▶ **SELECTED TEXT**:
┌──
April 15, 2020
The COVID-19 epidemic has led to a critical shortage in respiratory protective devices. An amendment to the Secretary of Health and Human Services’ declaration under the Public Readiness and Emergency Preparedness (PREP) Act, published today in the Federal Register, may promote and expedite the production and use of such devices by allowing them to automatically be considered “Covered Countermeasures” for the purposes of PREP Act immunity.
Under the PREP Act, broad liability immunity is granted for the manufacture, distribution, and use of designated Covered Countermeasures. This immunity is outlined in 42 U.S.C. § 247d-6d, but only applies once the HHS Secretary has issued a declaration stating that the liability immunity is in effect and outlining exactly how and when the immunity will attach.
The HHS Secretary issued this requisite declaration in March with respect to medical countermeasures against COVID-19. Originally, these Covered Countermeasures had to fall within three categories: (a) a qualified pandemic or epidemic product, (b) a security countermeasure, or (c) a drug, biological product, or device authorized for emergency use.
However, the Coronavirus Aid, Relief, and Economic Security (CARES) Act amended the PREP Act on March 27 to include a new, fourth category of Covered Countermeasure: respiratory protective devices. Two requirements apply for a respiratory protective device to be considered a Covered Countermeasure:
- the device must be approved by the National Institute for Occupational Safety and Health (NIOSH) under 42 C.F.R. part 84 or any successor regulations; and
- the HHS Secretary must determine that such devices are a priority for use during a public health emergency.
HHS Secretary Azar’s new amendments to the PREP Act declaration fulfill this second requirement by now declaring that “use of any respiratory protective device approved by NIOSH under 42 CFR part 84, or any successor regulations, is a priority for use during the public health emergency,” and officially designating NIOSH-approved respiratory protective devices as “Covered Countermeasures” against COVID-19.
└──
▶ **EXTRACTED MATERIAL**:
┌──
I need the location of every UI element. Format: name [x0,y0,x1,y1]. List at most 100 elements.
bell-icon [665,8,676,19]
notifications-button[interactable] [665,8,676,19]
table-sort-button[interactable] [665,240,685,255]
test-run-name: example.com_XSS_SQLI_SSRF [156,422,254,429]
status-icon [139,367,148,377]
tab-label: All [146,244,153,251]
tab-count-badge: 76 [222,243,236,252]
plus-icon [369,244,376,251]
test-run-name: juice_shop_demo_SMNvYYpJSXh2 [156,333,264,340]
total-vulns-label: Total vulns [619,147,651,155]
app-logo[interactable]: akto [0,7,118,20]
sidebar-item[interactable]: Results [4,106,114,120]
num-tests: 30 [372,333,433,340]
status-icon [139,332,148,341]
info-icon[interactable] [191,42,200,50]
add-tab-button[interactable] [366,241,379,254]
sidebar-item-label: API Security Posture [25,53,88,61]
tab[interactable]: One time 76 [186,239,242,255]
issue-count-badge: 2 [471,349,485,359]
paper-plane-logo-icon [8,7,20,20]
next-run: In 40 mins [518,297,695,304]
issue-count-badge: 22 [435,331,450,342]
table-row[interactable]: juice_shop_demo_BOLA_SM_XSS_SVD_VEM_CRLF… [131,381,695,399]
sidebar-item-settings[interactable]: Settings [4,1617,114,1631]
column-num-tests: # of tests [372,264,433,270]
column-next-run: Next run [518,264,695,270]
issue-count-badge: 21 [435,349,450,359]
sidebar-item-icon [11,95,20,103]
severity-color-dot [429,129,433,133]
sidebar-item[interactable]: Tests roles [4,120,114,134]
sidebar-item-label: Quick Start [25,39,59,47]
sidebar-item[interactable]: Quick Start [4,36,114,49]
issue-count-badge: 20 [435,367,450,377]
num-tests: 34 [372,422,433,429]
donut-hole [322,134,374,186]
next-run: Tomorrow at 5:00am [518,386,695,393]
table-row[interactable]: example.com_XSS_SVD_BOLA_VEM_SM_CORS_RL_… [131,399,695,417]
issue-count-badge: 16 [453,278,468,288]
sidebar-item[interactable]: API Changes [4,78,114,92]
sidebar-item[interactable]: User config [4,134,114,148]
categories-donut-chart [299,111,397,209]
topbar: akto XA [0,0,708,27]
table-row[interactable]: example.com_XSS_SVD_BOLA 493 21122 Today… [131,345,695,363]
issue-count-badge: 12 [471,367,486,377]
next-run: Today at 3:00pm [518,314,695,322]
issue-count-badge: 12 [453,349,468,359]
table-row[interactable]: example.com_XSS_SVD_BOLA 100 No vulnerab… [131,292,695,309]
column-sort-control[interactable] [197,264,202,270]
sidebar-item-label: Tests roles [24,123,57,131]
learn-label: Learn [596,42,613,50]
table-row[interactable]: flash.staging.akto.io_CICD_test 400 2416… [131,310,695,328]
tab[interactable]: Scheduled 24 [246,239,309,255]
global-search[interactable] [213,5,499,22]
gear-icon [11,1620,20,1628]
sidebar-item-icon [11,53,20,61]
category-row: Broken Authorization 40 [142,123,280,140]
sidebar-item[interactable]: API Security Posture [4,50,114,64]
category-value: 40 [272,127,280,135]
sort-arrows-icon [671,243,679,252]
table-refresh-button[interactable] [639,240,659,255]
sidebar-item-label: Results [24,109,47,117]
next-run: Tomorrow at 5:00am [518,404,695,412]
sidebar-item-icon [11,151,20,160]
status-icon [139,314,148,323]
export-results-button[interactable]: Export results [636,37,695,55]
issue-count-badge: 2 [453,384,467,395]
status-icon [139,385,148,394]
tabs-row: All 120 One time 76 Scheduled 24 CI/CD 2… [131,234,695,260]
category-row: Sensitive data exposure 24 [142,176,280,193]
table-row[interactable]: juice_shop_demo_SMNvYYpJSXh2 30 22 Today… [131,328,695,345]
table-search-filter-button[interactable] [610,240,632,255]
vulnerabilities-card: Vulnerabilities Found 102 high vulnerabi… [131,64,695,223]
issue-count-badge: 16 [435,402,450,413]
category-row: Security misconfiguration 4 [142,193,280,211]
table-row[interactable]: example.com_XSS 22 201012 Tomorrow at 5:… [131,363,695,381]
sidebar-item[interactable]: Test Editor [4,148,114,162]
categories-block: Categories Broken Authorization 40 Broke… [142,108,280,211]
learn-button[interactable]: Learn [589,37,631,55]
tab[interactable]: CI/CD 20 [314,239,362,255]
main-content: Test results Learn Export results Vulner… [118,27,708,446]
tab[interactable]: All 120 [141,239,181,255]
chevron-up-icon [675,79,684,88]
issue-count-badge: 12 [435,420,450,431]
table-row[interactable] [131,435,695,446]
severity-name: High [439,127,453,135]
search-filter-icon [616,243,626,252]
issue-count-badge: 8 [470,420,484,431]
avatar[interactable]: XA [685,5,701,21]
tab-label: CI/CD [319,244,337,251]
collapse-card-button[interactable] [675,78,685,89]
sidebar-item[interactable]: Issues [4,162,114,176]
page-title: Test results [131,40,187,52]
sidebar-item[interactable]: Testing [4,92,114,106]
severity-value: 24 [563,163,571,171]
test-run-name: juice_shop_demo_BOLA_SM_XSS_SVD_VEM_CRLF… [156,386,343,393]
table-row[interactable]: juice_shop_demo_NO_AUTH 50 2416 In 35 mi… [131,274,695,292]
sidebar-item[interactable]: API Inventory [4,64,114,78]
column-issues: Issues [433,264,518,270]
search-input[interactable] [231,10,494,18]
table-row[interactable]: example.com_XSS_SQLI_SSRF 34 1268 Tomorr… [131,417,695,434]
└──
▶ **YOUR ASSIGNMENT**: Please extend the article on PREP Act immunity for respiratory protective devices, picking up right after its final sentence.

▶ **TASK ANSWER**:
Previously, sponsors of such respiratory devices would need to seek an Emergency Use Authorization (EUA) from the Food and Drug Administration (FDA) before a device would be considered “a drug, biological product, or device authorized for emergency use” under the third broader category of Covered Countermeasures. Now that NIOSH-approved respiratory protective devices are independently designated as Covered Countermeasures, an EUA is no longer a prerequisite to PREP Act immunity.
Accordingly, manufacturers of NIOSH-approved N95 masks, for example, are deemed “Covered Persons” manufacturing “Covered Countermeasures,” and are immune from claims of loss directly related to the development, manufacture, testing, distribution, administration, and use of the masks if other requirements are met.
Covered Persons must still adhere to requirements outlined in the PREP Act declaration regarding how and when the respiratory protective devices are used. This includes the requirement that their production, distribution or use relate to present or future federal contracts or agreements, or activities authorized by certain state or local agencies in response to a declaration of emergency. Thus, manufacturers cannot simply assume that immunity will apply to distribution agreements with private entities and should carefully examine whether the manufacture or distribution is somehow related to the requisite federal or state/local authorization.